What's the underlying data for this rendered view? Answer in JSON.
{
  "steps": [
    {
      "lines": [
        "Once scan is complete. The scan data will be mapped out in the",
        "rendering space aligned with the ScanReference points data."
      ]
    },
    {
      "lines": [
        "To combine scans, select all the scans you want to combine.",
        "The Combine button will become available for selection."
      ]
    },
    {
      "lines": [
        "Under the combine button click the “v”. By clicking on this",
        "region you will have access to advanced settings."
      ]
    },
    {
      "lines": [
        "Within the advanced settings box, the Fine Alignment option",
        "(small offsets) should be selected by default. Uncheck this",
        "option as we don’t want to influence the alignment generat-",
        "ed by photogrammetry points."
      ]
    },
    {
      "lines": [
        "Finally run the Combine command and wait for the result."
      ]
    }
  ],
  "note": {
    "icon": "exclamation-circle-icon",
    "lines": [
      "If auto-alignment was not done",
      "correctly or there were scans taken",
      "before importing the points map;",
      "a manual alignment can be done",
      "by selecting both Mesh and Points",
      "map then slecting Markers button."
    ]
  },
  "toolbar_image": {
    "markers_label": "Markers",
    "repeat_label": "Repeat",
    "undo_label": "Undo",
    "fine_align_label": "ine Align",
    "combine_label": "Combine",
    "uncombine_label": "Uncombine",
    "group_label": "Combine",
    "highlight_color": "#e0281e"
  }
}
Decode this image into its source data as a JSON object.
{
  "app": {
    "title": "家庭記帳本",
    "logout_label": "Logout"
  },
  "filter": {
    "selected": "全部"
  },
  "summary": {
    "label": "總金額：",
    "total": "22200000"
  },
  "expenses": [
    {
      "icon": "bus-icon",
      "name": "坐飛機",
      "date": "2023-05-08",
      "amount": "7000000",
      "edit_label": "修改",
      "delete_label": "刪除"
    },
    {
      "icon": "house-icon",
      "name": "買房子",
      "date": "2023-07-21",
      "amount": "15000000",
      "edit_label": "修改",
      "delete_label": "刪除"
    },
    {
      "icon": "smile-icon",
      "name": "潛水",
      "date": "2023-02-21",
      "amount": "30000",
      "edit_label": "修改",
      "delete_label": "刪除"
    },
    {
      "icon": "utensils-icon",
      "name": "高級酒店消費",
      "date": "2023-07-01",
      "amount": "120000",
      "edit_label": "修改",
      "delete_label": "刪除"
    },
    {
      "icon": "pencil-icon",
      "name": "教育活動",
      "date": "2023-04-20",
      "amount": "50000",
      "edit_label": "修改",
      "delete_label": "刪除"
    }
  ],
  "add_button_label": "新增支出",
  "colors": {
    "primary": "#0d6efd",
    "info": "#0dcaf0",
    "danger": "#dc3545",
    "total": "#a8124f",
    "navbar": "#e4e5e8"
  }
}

= = =

> **PROBLEM STATEMENT**: Retype the material in full. Each word must match.

> **EXERCISE RESPONSE**:
What's the underlying data for this rendered view? Answer in JSON.
{
  "steps": [
    {
      "lines": [
        "Once scan is complete. The scan data will be mapped out in the",
        "rendering space aligned with the ScanReference points data."
      ]
    },
    {
      "lines": [
        "To combine scans, select all the scans you want to combine.",
        "The Combine button will become available for selection."
      ]
    },
    {
      "lines": [
        "Under the combine button click the “v”. By clicking on this",
        "region you will have access to advanced settings."
      ]
    },
    {
      "lines": [
        "Within the advanced settings box, the Fine Alignment option",
        "(small offsets) should be selected by default. Uncheck this",
        "option as we don’t want to influence the alignment generat-",
        "ed by photogrammetry points."
      ]
    },
    {
      "lines": [
        "Finally run the Combine command and wait for the result."
      ]
    }
  ],
  "note": {
    "icon": "exclamation-circle-icon",
    "lines": [
      "If auto-alignment was not done",
      "correctly or there were scans taken",
      "before importing the points map;",
      "a manual alignment can be done",
      "by selecting both Mesh and Points",
      "map then slecting Markers button."
    ]
  },
  "toolbar_image": {
    "markers_label": "Markers",
    "repeat_label": "Repeat",
    "undo_label": "Undo",
    "fine_align_label": "ine Align",
    "combine_label": "Combine",
    "uncombine_label": "Uncombine",
    "group_label": "Combine",
    "highlight_color": "#e0281e"
  }
}
Decode this image into its source data as a JSON object.
{
  "app": {
    "title": "家庭記帳本",
    "logout_label": "Logout"
  },
  "filter": {
    "selected": "全部"
  },
  "summary": {
    "label": "總金額：",
    "total": "22200000"
  },
  "expenses": [
    {
      "icon": "bus-icon",
      "name": "坐飛機",
      "date": "2023-05-08",
      "amount": "7000000",
      "edit_label": "修改",
      "delete_label": "刪除"
    },
    {
      "icon": "house-icon",
      "name": "買房子",
      "date": "2023-07-21",
      "amount": "15000000",
      "edit_label": "修改",
      "delete_label": "刪除"
    },
    {
      "icon": "smile-icon",
      "name": "潛水",
      "date": "2023-02-21",
      "amount": "30000",
      "edit_label": "修改",
      "delete_label": "刪除"
    },
    {
      "icon": "utensils-icon",
      "name": "高級酒店消費",
      "date": "2023-07-01",
      "amount": "120000",
      "edit_label": "修改",
      "delete_label": "刪除"
    },
    {
      "icon": "pencil-icon",
      "name": "教育活動",
      "date": "2023-04-20",
      "amount": "50000",
      "edit_label": "修改",
      "delete_label": "刪除"
    }
  ],
  "add_button_label": "新增支出",
  "colors": {
    "primary": "#0d6efd",
    "info": "#0dcaf0",
    "danger": "#dc3545",
    "total": "#a8124f",
    "navbar": "#e4e5e8"
  }
}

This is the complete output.